Begin Provided records

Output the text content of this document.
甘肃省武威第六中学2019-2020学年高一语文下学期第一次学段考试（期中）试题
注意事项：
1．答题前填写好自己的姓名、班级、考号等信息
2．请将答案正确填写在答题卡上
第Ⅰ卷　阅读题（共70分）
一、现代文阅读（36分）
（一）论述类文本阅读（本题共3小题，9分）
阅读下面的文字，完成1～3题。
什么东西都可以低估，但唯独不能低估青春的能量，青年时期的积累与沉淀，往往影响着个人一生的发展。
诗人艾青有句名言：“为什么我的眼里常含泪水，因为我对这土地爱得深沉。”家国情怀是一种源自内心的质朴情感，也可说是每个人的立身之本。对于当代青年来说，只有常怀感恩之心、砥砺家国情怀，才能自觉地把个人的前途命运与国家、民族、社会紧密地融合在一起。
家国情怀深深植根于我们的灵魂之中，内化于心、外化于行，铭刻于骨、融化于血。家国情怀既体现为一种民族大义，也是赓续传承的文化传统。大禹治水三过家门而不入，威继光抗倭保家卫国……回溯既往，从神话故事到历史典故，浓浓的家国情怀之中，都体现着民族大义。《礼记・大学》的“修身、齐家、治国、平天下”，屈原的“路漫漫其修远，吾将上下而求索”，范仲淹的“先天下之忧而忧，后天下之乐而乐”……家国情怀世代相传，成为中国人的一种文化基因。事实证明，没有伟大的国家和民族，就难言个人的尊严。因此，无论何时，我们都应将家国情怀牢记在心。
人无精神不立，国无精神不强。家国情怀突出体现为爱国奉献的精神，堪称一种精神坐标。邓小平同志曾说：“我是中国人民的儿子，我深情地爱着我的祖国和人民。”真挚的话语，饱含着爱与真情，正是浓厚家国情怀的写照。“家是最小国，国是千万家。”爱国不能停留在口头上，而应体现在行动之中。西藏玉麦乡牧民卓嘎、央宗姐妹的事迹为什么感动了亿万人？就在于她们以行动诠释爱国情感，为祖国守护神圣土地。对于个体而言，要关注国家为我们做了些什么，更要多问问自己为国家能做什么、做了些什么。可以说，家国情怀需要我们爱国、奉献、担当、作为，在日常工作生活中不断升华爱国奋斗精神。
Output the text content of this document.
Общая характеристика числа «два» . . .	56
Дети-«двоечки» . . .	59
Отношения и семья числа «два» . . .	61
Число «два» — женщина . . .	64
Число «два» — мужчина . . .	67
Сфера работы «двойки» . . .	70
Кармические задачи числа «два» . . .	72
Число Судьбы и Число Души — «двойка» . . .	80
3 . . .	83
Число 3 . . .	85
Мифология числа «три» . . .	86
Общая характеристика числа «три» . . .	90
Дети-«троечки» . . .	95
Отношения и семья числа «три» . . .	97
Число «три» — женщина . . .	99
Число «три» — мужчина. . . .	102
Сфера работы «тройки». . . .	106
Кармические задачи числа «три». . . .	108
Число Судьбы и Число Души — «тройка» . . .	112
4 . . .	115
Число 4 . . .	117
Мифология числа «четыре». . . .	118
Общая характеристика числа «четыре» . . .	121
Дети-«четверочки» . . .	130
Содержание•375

End Provided records

### Work to do
Find "семья". Copy every line it occurs in.

### Solution below
Отношения и семья числа «два» . . .	61
Отношения и семья числа «три» . . .	97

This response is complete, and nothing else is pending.